### Material for this exercise:
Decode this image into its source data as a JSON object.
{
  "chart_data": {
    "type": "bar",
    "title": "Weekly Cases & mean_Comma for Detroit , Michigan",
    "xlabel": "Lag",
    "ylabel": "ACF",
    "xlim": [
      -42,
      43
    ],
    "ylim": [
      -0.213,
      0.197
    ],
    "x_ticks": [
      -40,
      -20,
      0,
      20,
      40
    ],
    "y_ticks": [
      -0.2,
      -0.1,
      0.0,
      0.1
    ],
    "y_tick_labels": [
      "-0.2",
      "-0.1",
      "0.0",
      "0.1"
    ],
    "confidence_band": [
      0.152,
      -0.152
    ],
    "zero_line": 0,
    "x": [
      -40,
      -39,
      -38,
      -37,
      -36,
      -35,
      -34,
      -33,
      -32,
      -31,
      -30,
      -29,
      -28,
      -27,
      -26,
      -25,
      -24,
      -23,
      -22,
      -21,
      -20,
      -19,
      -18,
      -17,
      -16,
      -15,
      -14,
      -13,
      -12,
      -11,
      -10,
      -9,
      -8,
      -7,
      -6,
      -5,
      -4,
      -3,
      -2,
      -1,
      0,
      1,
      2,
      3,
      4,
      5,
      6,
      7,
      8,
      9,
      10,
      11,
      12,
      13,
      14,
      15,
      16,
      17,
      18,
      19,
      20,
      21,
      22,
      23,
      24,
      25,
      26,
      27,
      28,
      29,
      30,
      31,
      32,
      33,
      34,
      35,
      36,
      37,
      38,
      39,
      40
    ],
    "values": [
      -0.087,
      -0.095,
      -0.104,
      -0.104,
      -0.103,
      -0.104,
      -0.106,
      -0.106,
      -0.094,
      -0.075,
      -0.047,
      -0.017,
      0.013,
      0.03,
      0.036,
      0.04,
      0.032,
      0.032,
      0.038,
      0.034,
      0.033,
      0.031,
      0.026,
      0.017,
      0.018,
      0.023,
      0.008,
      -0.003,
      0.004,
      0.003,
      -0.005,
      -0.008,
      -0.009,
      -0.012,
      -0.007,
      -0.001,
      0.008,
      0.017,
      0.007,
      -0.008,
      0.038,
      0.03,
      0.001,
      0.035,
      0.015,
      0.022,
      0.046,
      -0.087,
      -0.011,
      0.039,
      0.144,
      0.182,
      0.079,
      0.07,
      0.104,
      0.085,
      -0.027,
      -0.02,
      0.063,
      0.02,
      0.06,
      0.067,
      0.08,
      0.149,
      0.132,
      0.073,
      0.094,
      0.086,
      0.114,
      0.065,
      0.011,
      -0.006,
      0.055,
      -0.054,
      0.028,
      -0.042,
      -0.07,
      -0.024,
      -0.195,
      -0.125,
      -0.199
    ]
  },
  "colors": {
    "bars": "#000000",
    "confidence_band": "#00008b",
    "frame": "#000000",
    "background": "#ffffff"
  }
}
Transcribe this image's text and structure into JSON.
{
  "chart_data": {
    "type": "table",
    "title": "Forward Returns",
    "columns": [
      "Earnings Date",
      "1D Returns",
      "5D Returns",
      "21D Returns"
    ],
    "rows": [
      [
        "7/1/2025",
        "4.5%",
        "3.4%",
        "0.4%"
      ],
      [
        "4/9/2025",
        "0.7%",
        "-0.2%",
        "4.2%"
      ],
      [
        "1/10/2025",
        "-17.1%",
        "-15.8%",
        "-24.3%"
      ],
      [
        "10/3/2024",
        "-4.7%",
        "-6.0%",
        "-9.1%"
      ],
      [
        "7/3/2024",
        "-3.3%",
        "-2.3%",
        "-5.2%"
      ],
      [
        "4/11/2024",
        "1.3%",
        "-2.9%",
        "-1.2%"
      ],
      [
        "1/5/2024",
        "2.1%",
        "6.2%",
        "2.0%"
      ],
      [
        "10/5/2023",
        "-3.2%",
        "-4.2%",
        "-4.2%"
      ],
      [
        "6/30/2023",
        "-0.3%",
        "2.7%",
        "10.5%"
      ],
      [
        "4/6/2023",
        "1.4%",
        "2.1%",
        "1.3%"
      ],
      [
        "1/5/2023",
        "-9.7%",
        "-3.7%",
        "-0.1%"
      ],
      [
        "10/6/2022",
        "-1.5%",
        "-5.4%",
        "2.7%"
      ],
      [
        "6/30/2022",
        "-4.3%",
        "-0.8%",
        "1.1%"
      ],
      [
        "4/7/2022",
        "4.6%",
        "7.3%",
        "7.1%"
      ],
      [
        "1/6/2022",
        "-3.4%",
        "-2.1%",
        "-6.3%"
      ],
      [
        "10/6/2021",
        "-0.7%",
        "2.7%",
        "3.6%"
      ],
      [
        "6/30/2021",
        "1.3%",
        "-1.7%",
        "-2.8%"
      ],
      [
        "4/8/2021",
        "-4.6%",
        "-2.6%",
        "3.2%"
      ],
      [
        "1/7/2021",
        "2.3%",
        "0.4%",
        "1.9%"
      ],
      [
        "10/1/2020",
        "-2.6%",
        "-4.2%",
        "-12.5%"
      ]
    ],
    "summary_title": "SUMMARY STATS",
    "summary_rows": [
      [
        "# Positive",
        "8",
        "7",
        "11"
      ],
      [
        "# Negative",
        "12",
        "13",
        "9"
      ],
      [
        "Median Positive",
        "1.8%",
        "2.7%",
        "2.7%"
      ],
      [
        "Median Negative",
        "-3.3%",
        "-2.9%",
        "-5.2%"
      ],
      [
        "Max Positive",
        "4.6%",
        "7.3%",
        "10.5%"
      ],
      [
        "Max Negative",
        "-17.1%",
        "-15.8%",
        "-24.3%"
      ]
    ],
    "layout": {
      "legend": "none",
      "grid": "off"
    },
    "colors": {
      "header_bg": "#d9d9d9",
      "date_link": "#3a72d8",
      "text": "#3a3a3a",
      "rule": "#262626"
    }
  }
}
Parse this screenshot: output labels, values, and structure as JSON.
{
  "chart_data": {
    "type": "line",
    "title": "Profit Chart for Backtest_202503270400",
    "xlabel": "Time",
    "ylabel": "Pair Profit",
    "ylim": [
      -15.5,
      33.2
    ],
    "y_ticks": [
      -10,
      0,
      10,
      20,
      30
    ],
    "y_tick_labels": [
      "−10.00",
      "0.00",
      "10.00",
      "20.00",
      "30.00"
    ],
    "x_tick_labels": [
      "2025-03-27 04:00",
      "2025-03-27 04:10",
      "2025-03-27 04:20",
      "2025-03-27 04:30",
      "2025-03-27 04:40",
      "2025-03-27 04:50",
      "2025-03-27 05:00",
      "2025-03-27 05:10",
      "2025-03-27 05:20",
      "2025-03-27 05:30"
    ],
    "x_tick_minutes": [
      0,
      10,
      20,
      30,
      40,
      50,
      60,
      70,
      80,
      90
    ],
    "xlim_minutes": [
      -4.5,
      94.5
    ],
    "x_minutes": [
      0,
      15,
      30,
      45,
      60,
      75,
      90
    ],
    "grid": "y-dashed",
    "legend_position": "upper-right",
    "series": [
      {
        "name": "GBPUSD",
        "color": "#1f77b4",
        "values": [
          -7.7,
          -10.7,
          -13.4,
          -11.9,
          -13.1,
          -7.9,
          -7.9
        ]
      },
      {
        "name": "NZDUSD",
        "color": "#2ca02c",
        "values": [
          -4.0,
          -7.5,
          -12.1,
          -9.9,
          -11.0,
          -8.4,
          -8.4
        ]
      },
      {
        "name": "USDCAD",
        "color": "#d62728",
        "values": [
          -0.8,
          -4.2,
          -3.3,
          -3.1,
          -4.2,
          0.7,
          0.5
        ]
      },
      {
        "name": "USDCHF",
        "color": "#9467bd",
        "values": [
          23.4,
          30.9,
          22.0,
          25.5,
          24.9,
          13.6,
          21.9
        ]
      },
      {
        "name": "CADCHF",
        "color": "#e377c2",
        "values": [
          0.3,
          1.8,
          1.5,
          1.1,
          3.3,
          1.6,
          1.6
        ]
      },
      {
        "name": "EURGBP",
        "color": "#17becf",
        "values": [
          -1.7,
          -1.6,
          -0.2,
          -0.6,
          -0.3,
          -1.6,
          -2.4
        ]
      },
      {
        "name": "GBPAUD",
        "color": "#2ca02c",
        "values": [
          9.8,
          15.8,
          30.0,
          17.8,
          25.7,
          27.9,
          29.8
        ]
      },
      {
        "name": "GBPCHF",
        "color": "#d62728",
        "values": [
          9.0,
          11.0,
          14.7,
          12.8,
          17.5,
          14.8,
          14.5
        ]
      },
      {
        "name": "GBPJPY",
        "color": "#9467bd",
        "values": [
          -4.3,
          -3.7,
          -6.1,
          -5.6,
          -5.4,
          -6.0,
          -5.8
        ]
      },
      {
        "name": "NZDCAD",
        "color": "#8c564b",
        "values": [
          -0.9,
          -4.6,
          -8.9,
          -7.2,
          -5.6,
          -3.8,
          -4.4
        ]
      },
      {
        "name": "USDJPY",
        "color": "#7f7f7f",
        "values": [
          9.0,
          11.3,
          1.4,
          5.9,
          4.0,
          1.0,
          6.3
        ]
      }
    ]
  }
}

### Given problem:
Pull every line containing the word "image" out of the material.

### Result for this exercise:
Decode this image into its source data as a JSON object.
Transcribe this image's text and structure into JSON.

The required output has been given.